Task goal:
Transcribe all the entries word for word, but omit the images.

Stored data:
'''

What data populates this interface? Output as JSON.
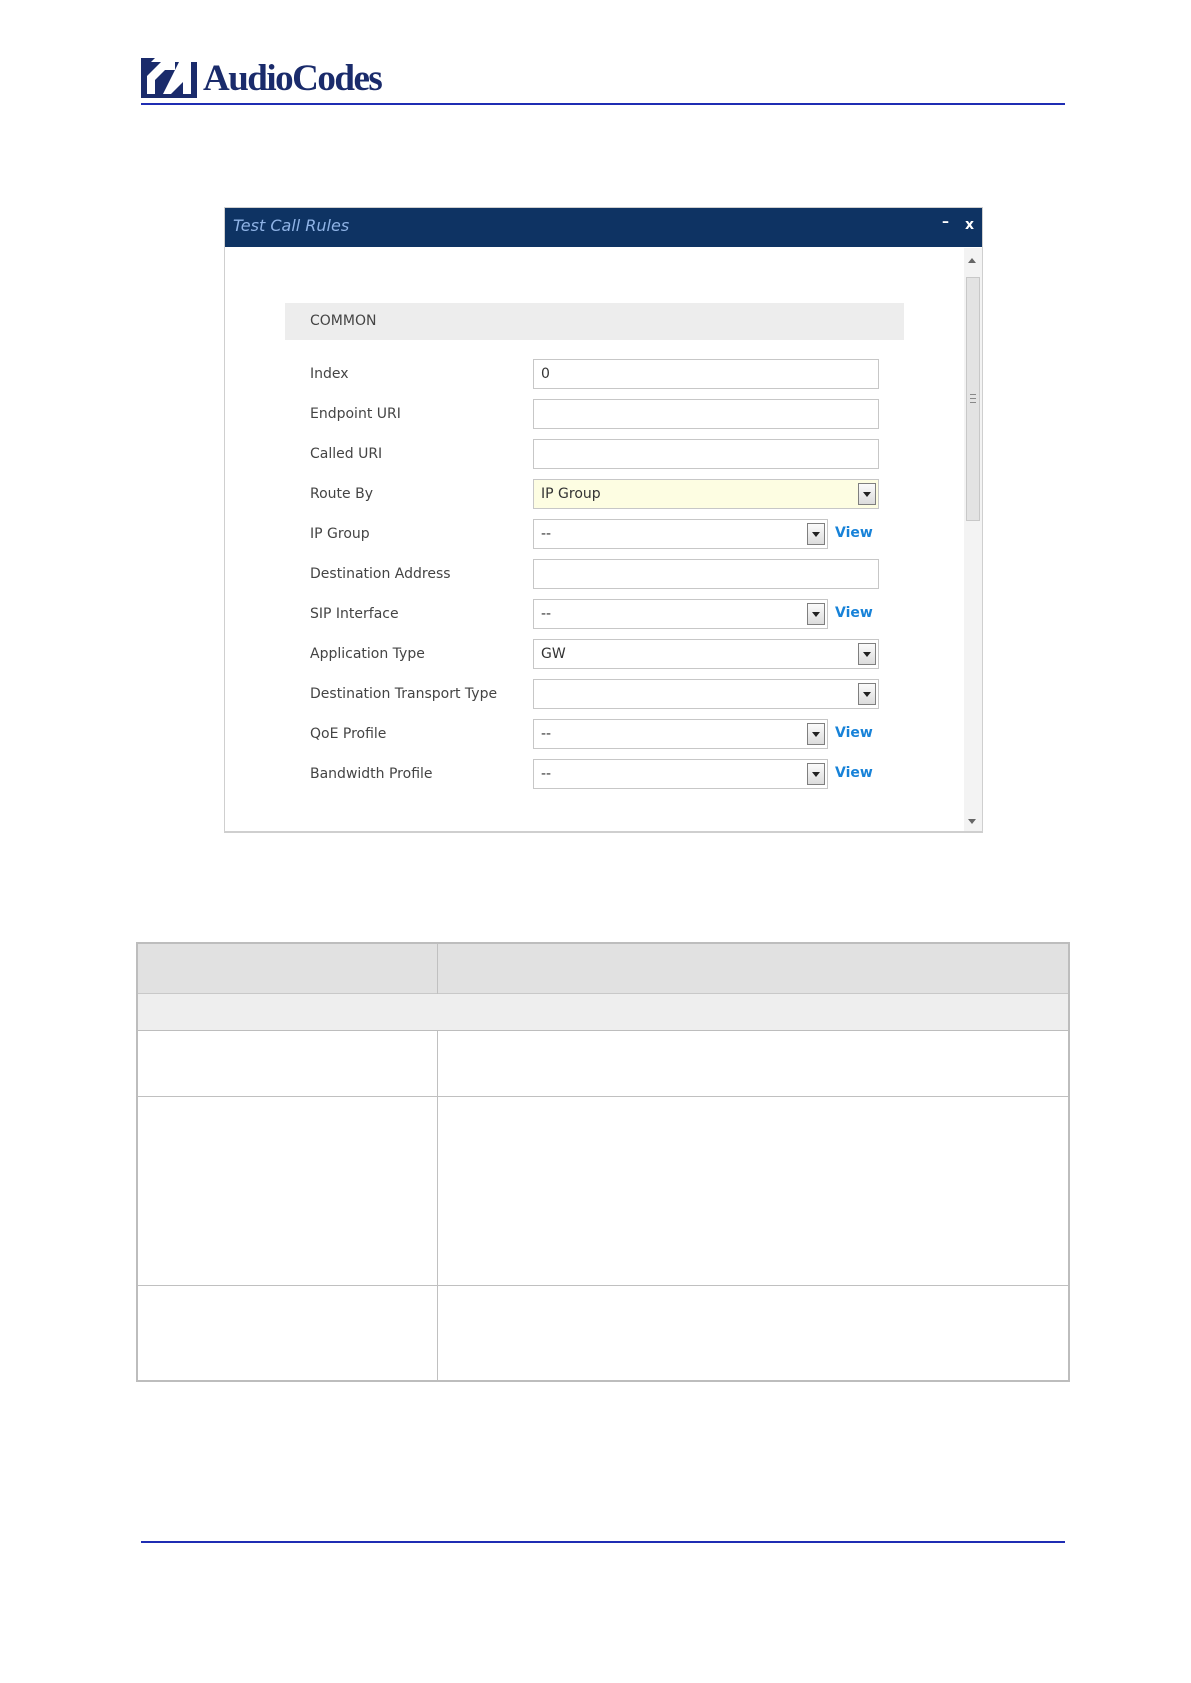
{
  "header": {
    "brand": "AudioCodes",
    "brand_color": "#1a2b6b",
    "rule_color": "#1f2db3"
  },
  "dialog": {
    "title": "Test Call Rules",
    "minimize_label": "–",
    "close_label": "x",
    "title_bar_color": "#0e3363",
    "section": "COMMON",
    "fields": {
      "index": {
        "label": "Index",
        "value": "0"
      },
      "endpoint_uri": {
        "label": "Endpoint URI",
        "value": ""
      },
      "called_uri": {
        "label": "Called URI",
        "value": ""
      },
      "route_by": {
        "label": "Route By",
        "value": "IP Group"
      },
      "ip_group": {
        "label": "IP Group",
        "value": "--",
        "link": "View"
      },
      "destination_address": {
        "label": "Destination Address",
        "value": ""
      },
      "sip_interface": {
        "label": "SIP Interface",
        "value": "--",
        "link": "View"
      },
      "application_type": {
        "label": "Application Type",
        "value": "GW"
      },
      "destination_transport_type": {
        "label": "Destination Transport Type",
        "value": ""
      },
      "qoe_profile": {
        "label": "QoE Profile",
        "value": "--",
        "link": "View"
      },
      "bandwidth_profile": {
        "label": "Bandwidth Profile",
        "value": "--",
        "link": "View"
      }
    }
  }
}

'''

Result below:
What data populates this interface? Output as JSON.
{
  "header": {
    "brand": "AudioCodes",
    "brand_color": "#1a2b6b",
    "rule_color": "#1f2db3"
  },
  "dialog": {
    "title": "Test Call Rules",
    "minimize_label": "–",
    "close_label": "x",
    "title_bar_color": "#0e3363",
    "section": "COMMON",
    "fields": {
      "index": {
        "label": "Index",
        "value": "0"
      },
      "endpoint_uri": {
        "label": "Endpoint URI",
        "value": ""
      },
      "called_uri": {
        "label": "Called URI",
        "value": ""
      },
      "route_by": {
        "label": "Route By",
        "value": "IP Group"
      },
      "ip_group": {
        "label": "IP Group",
        "value": "--",
        "link": "View"
      },
      "destination_address": {
        "label": "Destination Address",
        "value": ""
      },
      "sip_interface": {
        "label": "SIP Interface",
        "value": "--",
        "link": "View"
      },
      "application_type": {
        "label": "Application Type",
        "value": "GW"
      },
      "destination_transport_type": {
        "label": "Destination Transport Type",
        "value": ""
      },
      "qoe_profile": {
        "label": "QoE Profile",
        "value": "--",
        "link": "View"
      },
      "bandwidth_profile": {
        "label": "Bandwidth Profile",
        "value": "--",
        "link": "View"
      }
    }
  }
}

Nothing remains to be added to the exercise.